— START OF DATA —

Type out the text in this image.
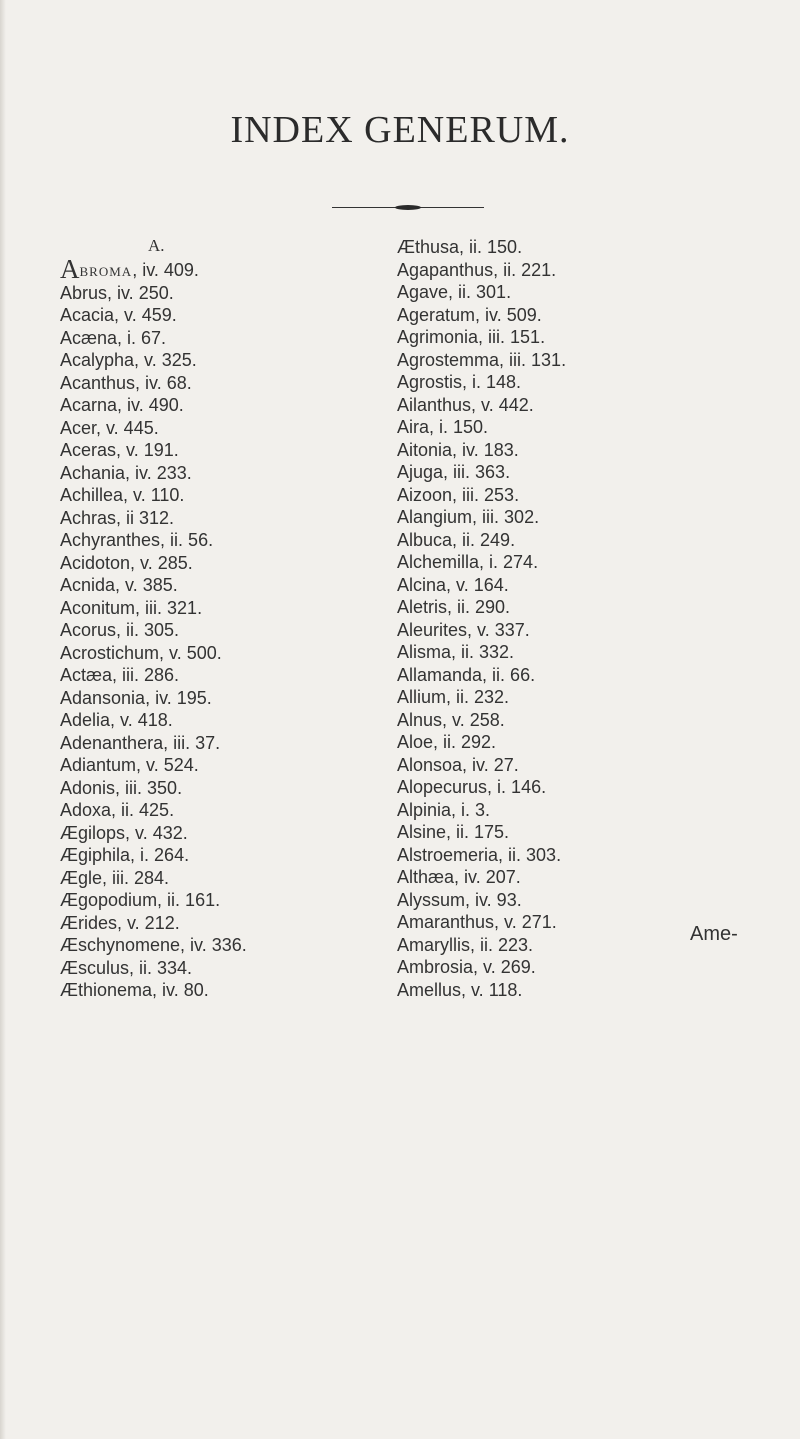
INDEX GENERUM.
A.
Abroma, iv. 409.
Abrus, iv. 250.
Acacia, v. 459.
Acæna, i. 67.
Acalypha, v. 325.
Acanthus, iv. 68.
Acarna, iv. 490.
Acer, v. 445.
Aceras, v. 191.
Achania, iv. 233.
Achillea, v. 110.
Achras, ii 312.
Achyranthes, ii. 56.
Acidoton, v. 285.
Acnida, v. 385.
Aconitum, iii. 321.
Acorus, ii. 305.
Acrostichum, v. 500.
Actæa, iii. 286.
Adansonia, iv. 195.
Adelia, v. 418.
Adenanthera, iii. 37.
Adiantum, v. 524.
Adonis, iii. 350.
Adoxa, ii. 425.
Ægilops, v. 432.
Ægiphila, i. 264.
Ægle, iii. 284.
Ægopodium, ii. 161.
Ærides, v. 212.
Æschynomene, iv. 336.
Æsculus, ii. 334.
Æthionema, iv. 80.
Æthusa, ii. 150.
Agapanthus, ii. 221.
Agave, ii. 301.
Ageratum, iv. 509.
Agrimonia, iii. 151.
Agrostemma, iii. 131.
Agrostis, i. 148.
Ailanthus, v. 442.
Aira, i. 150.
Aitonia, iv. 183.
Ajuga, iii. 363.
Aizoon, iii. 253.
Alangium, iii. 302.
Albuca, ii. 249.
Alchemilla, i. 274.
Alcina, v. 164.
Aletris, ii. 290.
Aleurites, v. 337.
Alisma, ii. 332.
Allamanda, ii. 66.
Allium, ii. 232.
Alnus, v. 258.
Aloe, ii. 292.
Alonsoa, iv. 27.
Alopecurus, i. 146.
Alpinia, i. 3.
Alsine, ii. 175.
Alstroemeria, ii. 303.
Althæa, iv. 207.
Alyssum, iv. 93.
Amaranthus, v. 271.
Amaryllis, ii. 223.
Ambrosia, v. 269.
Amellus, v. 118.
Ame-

— END OF DATA —

» **STATED TASK**: Go through the entries above and print each one exactly, minus the pictures.

» **FULL RESPONSE**:
Type out the text in this image.
INDEX GENERUM.
A.
Abroma, iv. 409.
Abrus, iv. 250.
Acacia, v. 459.
Acæna, i. 67.
Acalypha, v. 325.
Acanthus, iv. 68.
Acarna, iv. 490.
Acer, v. 445.
Aceras, v. 191.
Achania, iv. 233.
Achillea, v. 110.
Achras, ii 312.
Achyranthes, ii. 56.
Acidoton, v. 285.
Acnida, v. 385.
Aconitum, iii. 321.
Acorus, ii. 305.
Acrostichum, v. 500.
Actæa, iii. 286.
Adansonia, iv. 195.
Adelia, v. 418.
Adenanthera, iii. 37.
Adiantum, v. 524.
Adonis, iii. 350.
Adoxa, ii. 425.
Ægilops, v. 432.
Ægiphila, i. 264.
Ægle, iii. 284.
Ægopodium, ii. 161.
Ærides, v. 212.
Æschynomene, iv. 336.
Æsculus, ii. 334.
Æthionema, iv. 80.
Æthusa, ii. 150.
Agapanthus, ii. 221.
Agave, ii. 301.
Ageratum, iv. 509.
Agrimonia, iii. 151.
Agrostemma, iii. 131.
Agrostis, i. 148.
Ailanthus, v. 442.
Aira, i. 150.
Aitonia, iv. 183.
Ajuga, iii. 363.
Aizoon, iii. 253.
Alangium, iii. 302.
Albuca, ii. 249.
Alchemilla, i. 274.
Alcina, v. 164.
Aletris, ii. 290.
Aleurites, v. 337.
Alisma, ii. 332.
Allamanda, ii. 66.
Allium, ii. 232.
Alnus, v. 258.
Aloe, ii. 292.
Alonsoa, iv. 27.
Alopecurus, i. 146.
Alpinia, i. 3.
Alsine, ii. 175.
Alstroemeria, ii. 303.
Althæa, iv. 207.
Alyssum, iv. 93.
Amaranthus, v. 271.
Amaryllis, ii. 223.
Ambrosia, v. 269.
Amellus, v. 118.
Ame-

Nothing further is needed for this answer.